Todo está en el "porqué" - Coca-Cola Zero Azúcar - No es mi detonante
Voy a compartir algo con todos ustedes. No es una "confesión" porque no hice nada malo, pero quiero iniciar una conversación. - Matt Frassica, administrador de Bariatric Eating Support en Facebook.
La semana pasada quise probar la "nueva" Coca-Cola Zero Azúcar, así que mientras estaba en Best Buy, compré una botella. Bebí la mitad en el transcurso de las siguientes horas. Sabía exactamente como la "vieja" Coca-Cola Zero y mi curiosidad se satisfizo. Siempre me gustó su sabor, y todavía me gusta.

Podríamos pasar semanas discutiendo las afirmaciones anteriores. ¿Hice algo malo? ¿Fue un gusto? ¿Fue moderación? ¿Me llevaría a una espiral de comer en exceso o beber todas las cosas equivocadas?

Instrucciones
(a) Reproduce palabra por palabra el fragmento del texto sobre la Coca-Cola Zero Azúcar que va desde "Todo está en" hasta "todavía me gusta.", este incluido.
(b) Indica si cada afirmación coincide con el texto sobre la Coca-Cola Zero Azúcar, respondiendo sí o no y citando textualmente las palabras que lo deciden: (i) El autor compró la botella en Best Buy. (ii) El autor se bebió la botella entera de una sola vez. (iii) La "nueva" Coca-Cola Zero Azúcar le supo distinta a la "vieja".
(c) Escribe cómo sigue el texto sobre la Coca-Cola Zero Azúcar después de su última frase.
Los registros no tienen relación con el texto sobre la Coca-Cola Zero Azúcar.

Datos proporcionados
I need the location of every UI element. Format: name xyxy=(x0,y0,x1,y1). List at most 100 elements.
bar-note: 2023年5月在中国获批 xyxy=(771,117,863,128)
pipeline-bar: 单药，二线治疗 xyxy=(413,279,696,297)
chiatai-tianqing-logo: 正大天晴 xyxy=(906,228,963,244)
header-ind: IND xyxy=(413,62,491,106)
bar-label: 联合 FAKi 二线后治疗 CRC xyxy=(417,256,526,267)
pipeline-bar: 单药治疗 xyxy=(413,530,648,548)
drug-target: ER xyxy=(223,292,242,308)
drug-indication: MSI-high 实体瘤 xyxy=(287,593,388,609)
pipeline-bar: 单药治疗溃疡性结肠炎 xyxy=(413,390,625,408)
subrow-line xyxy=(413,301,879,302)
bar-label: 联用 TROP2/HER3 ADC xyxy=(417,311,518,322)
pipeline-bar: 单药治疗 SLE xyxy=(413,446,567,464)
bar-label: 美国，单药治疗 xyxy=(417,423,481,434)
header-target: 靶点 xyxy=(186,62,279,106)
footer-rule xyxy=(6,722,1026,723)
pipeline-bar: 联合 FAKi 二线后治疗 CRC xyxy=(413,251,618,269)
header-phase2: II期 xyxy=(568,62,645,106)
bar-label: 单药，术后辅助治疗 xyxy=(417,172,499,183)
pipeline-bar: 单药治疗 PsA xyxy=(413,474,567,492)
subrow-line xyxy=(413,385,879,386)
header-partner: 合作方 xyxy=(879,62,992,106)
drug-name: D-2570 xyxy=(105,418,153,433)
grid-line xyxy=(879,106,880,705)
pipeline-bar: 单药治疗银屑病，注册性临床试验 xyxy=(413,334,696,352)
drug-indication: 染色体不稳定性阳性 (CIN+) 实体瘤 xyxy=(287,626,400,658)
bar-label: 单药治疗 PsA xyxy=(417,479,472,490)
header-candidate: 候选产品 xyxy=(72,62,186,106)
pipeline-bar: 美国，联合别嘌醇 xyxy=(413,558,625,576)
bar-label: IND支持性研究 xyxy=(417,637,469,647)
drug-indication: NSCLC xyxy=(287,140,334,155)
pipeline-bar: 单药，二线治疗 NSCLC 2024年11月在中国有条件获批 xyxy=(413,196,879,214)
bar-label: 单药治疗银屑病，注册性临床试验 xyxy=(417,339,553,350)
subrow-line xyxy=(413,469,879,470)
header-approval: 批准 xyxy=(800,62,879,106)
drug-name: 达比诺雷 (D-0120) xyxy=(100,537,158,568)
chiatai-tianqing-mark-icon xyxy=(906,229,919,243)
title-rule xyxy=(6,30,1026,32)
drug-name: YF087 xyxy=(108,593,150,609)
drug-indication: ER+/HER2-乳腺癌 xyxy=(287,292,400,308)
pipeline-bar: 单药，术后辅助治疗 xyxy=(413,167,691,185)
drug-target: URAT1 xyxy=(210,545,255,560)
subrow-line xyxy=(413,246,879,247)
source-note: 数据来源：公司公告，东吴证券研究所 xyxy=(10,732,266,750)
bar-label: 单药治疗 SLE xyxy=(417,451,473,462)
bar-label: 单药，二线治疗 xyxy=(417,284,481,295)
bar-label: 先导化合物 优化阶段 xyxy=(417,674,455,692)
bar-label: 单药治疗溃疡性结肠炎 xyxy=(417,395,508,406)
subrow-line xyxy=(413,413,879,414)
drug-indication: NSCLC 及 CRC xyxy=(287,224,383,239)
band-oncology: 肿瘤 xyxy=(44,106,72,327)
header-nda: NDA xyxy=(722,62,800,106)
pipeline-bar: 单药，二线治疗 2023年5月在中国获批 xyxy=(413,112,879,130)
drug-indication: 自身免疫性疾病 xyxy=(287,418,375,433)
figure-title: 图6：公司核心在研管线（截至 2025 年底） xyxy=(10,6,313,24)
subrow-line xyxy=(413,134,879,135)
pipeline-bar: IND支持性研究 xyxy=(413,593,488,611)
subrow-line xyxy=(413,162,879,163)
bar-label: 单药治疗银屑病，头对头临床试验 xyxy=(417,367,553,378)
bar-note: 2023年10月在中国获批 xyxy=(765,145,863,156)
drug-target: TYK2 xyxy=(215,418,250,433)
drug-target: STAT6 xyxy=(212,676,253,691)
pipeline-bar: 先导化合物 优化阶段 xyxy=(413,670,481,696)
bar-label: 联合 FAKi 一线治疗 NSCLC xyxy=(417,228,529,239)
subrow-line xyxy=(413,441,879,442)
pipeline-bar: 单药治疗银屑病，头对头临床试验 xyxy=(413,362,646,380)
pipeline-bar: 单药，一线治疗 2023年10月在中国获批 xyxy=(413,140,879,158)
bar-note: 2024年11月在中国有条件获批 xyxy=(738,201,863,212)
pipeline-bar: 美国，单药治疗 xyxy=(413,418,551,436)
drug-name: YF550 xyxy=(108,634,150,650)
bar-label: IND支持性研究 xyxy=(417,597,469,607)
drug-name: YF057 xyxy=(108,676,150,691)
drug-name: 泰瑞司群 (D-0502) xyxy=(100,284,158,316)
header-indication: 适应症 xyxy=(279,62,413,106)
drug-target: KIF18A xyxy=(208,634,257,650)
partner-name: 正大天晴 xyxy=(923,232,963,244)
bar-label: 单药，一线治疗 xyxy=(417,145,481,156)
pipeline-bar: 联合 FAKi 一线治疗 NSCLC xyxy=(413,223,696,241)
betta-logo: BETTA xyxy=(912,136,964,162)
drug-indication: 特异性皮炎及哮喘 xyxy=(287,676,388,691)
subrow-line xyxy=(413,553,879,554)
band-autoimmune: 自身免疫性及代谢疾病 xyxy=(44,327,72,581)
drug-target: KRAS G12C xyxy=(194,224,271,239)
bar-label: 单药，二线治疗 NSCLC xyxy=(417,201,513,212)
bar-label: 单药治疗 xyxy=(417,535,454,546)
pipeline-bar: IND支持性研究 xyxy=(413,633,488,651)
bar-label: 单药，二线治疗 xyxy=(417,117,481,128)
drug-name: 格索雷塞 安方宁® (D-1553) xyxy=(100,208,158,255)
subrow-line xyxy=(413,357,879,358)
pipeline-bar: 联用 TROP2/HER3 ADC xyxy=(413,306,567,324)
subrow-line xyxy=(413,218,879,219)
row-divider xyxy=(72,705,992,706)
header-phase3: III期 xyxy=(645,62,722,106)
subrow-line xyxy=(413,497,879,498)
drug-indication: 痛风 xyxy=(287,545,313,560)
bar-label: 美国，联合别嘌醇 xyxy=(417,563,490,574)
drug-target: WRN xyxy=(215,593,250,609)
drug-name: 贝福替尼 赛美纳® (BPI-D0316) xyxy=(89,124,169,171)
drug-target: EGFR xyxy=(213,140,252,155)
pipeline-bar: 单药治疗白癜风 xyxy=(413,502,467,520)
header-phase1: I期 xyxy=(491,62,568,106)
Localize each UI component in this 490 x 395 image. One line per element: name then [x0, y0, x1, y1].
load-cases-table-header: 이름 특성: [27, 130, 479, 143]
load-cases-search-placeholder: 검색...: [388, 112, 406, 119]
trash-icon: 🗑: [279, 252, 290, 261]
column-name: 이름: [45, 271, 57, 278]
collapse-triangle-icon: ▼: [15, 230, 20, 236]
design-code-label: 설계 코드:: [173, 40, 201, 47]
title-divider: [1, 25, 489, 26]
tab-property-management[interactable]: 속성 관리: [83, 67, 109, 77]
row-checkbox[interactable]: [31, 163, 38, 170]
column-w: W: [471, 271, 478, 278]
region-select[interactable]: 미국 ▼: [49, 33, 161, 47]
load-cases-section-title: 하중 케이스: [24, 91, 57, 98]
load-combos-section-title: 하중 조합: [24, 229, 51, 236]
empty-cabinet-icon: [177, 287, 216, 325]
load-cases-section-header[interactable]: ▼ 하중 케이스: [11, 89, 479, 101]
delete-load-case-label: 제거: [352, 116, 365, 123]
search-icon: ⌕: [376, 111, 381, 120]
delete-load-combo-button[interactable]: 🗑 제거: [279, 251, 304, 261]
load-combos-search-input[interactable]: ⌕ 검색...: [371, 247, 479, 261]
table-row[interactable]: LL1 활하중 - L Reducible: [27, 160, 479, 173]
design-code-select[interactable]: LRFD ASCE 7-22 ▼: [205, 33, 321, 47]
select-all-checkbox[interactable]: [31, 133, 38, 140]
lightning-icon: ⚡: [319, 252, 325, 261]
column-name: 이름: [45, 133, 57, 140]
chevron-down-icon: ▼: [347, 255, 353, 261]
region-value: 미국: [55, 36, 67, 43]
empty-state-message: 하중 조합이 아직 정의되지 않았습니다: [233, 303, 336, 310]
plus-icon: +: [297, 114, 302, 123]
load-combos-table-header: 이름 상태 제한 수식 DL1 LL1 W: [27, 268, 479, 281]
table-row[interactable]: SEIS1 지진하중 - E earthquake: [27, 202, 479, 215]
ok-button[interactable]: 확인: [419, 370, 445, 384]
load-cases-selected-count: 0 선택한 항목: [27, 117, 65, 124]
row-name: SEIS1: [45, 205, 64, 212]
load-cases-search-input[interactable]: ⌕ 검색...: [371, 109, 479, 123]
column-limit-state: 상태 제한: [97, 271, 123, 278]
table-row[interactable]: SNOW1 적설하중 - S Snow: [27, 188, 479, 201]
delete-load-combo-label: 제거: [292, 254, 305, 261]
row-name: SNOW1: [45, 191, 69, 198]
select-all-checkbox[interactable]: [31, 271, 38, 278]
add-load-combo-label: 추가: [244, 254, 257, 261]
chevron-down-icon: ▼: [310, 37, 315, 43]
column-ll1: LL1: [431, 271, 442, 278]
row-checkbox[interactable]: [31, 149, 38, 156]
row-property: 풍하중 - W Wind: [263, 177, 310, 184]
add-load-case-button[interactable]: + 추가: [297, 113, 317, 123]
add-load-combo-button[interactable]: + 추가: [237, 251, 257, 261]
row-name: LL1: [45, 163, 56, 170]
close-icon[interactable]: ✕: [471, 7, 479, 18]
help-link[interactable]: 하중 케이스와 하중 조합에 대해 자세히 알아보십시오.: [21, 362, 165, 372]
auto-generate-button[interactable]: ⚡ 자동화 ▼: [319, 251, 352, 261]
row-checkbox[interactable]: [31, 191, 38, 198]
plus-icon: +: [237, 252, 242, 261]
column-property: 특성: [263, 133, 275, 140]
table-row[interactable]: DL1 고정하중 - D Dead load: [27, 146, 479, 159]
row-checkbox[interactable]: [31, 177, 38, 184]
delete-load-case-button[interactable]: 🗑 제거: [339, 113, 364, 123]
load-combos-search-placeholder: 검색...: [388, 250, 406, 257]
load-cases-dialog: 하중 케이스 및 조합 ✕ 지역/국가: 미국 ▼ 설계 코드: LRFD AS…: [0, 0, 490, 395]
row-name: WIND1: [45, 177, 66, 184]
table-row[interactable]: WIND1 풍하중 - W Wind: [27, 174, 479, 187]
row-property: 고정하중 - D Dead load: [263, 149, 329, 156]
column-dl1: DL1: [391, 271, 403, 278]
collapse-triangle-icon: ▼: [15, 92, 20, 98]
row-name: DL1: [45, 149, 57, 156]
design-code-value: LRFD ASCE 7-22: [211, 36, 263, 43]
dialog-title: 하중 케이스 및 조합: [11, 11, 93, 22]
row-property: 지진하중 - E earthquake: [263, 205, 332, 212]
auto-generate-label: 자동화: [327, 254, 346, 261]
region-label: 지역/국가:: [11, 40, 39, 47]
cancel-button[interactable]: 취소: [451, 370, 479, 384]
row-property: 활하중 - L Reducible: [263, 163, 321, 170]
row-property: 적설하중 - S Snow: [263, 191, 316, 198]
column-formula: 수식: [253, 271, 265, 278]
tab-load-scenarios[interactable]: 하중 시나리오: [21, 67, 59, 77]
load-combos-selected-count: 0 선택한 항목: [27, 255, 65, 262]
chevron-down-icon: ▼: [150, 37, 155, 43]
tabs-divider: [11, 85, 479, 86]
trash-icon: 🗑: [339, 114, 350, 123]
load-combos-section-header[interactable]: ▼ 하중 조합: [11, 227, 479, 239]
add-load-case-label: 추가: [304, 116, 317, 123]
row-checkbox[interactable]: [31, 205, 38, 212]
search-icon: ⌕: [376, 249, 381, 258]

Respuestas por tarea
(a)
Todo está en el "porqué" - Coca-Cola Zero Azúcar - No es mi detonante
Voy a compartir algo con todos ustedes. No es una "confesión" porque no hice nada malo, pero quiero iniciar una conversación. - Matt Frassica, administrador de Bariatric Eating Support en Facebook.
La semana pasada quise probar la "nueva" Coca-Cola Zero Azúcar, así que mientras estaba en Best Buy, compré una botella. Bebí la mitad en el transcurso de las siguientes horas. Sabía exactamente como la "vieja" Coca-Cola Zero y mi curiosidad se satisfizo. Siempre me gustó su sabor, y todavía me gusta.

(b) (i) Sí: «mientras estaba en Best Buy, compré una botella». (ii) No: «Bebí la mitad en el transcurso de las siguientes horas». (iii) No: «Sabía exactamente como la "vieja" Coca-Cola Zero».

(c)
Aquí está la conclusión: ninguna de estas preguntas realmente importa. Todas son suposiciones. La pregunta que todos debemos hacernos (y realmente, nadie más necesita ser parte de esta conversación) es "¿Por qué?" ¿Por qué quise beber una Coca-Cola Zero? Sé cuál es mi respuesta y, en verdad, no le importa a nadie más que a mí. Por el bien de mi argumento, compartiré la razón con ustedes: simplemente, tenía curiosidad de si sabía igual que la antigua. Me gusta y más adelante podré tomar otra o no.
Verán, la Coca-Cola Zero no es, ni ha sido nunca, un detonante para mí. No saldré hoy a comprar una caja para después de cada comida. Me gusta demasiado mi agua, y no me gusta tanto la Coca-Cola Zero.
Ahora, cambiemos de tema un segundo. Esta tarde estuve en la tienda abasteciéndome de cosas para la semana (y, ¡GUAU, MAMÁ!, deberías ver el asado de costilla que compré, pero eso es otra publicación...). Mientras estaba en la tienda, vi los infames "Miracle Noodles". Esos milagros de la naturaleza, inventados a base de ñame japonés, sin calorías ni carbohidratos. Podría haber comprado algunos para acompañar mi asado. Pero no lo hice.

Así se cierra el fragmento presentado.